• _Data shown_:
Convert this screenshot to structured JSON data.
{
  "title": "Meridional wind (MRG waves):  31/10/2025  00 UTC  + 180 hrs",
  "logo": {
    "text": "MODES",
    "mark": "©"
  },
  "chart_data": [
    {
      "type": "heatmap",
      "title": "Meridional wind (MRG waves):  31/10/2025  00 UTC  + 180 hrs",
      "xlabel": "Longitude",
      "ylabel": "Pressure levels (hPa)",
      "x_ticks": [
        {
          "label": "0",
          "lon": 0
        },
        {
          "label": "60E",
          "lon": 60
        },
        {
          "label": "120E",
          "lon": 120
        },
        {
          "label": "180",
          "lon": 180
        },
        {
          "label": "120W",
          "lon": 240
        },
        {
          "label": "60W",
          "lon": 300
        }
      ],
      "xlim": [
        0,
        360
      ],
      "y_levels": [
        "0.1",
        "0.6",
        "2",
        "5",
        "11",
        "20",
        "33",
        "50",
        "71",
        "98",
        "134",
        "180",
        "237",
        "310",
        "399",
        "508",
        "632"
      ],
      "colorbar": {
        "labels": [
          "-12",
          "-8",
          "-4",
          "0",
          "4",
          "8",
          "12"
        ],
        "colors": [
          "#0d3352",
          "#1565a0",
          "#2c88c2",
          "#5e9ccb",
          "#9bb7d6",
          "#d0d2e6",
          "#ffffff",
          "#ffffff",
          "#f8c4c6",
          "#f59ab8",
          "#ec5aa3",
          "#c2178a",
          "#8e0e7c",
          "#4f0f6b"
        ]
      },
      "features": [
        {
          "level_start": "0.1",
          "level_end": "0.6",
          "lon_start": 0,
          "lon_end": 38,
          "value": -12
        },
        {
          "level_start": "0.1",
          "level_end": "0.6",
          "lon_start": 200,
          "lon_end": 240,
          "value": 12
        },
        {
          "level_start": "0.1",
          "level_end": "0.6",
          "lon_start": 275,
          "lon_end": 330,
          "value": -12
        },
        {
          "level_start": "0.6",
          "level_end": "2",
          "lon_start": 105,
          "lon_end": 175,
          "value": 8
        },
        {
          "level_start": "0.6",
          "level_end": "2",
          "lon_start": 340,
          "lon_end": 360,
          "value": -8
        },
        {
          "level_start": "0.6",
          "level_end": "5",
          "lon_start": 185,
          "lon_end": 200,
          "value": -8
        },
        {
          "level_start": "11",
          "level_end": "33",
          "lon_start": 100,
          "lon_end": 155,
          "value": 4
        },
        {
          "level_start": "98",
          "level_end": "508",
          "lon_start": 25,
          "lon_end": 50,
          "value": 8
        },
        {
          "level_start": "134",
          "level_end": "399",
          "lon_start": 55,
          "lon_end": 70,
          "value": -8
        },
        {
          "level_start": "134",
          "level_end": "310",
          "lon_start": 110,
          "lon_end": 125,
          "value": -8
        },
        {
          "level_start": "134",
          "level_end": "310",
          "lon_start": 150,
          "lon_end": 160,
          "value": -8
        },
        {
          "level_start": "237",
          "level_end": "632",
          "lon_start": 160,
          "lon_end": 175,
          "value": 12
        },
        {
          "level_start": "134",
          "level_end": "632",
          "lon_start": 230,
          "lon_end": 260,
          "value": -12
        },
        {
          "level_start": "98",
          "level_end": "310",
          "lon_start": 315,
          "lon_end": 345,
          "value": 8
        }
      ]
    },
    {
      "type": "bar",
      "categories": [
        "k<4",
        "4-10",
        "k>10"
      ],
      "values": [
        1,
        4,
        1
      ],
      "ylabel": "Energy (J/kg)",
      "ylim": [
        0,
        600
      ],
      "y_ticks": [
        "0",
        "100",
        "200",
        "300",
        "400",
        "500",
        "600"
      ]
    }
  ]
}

• _Problem requirements_: Repeat all of the records above exactly as they appear.

• _Result for this exercise_:
Convert this screenshot to structured JSON data.
{
  "title": "Meridional wind (MRG waves):  31/10/2025  00 UTC  + 180 hrs",
  "logo": {
    "text": "MODES",
    "mark": "©"
  },
  "chart_data": [
    {
      "type": "heatmap",
      "title": "Meridional wind (MRG waves):  31/10/2025  00 UTC  + 180 hrs",
      "xlabel": "Longitude",
      "ylabel": "Pressure levels (hPa)",
      "x_ticks": [
        {
          "label": "0",
          "lon": 0
        },
        {
          "label": "60E",
          "lon": 60
        },
        {
          "label": "120E",
          "lon": 120
        },
        {
          "label": "180",
          "lon": 180
        },
        {
          "label": "120W",
          "lon": 240
        },
        {
          "label": "60W",
          "lon": 300
        }
      ],
      "xlim": [
        0,
        360
      ],
      "y_levels": [
        "0.1",
        "0.6",
        "2",
        "5",
        "11",
        "20",
        "33",
        "50",
        "71",
        "98",
        "134",
        "180",
        "237",
        "310",
        "399",
        "508",
        "632"
      ],
      "colorbar": {
        "labels": [
          "-12",
          "-8",
          "-4",
          "0",
          "4",
          "8",
          "12"
        ],
        "colors": [
          "#0d3352",
          "#1565a0",
          "#2c88c2",
          "#5e9ccb",
          "#9bb7d6",
          "#d0d2e6",
          "#ffffff",
          "#ffffff",
          "#f8c4c6",
          "#f59ab8",
          "#ec5aa3",
          "#c2178a",
          "#8e0e7c",
          "#4f0f6b"
        ]
      },
      "features": [
        {
          "level_start": "0.1",
          "level_end": "0.6",
          "lon_start": 0,
          "lon_end": 38,
          "value": -12
        },
        {
          "level_start": "0.1",
          "level_end": "0.6",
          "lon_start": 200,
          "lon_end": 240,
          "value": 12
        },
        {
          "level_start": "0.1",
          "level_end": "0.6",
          "lon_start": 275,
          "lon_end": 330,
          "value": -12
        },
        {
          "level_start": "0.6",
          "level_end": "2",
          "lon_start": 105,
          "lon_end": 175,
          "value": 8
        },
        {
          "level_start": "0.6",
          "level_end": "2",
          "lon_start": 340,
          "lon_end": 360,
          "value": -8
        },
        {
          "level_start": "0.6",
          "level_end": "5",
          "lon_start": 185,
          "lon_end": 200,
          "value": -8
        },
        {
          "level_start": "11",
          "level_end": "33",
          "lon_start": 100,
          "lon_end": 155,
          "value": 4
        },
        {
          "level_start": "98",
          "level_end": "508",
          "lon_start": 25,
          "lon_end": 50,
          "value": 8
        },
        {
          "level_start": "134",
          "level_end": "399",
          "lon_start": 55,
          "lon_end": 70,
          "value": -8
        },
        {
          "level_start": "134",
          "level_end": "310",
          "lon_start": 110,
          "lon_end": 125,
          "value": -8
        },
        {
          "level_start": "134",
          "level_end": "310",
          "lon_start": 150,
          "lon_end": 160,
          "value": -8
        },
        {
          "level_start": "237",
          "level_end": "632",
          "lon_start": 160,
          "lon_end": 175,
          "value": 12
        },
        {
          "level_start": "134",
          "level_end": "632",
          "lon_start": 230,
          "lon_end": 260,
          "value": -12
        },
        {
          "level_start": "98",
          "level_end": "310",
          "lon_start": 315,
          "lon_end": 345,
          "value": 8
        }
      ]
    },
    {
      "type": "bar",
      "categories": [
        "k<4",
        "4-10",
        "k>10"
      ],
      "values": [
        1,
        4,
        1
      ],
      "ylabel": "Energy (J/kg)",
      "ylim": [
        0,
        600
      ],
      "y_ticks": [
        "0",
        "100",
        "200",
        "300",
        "400",
        "500",
        "600"
      ]
    }
  ]
}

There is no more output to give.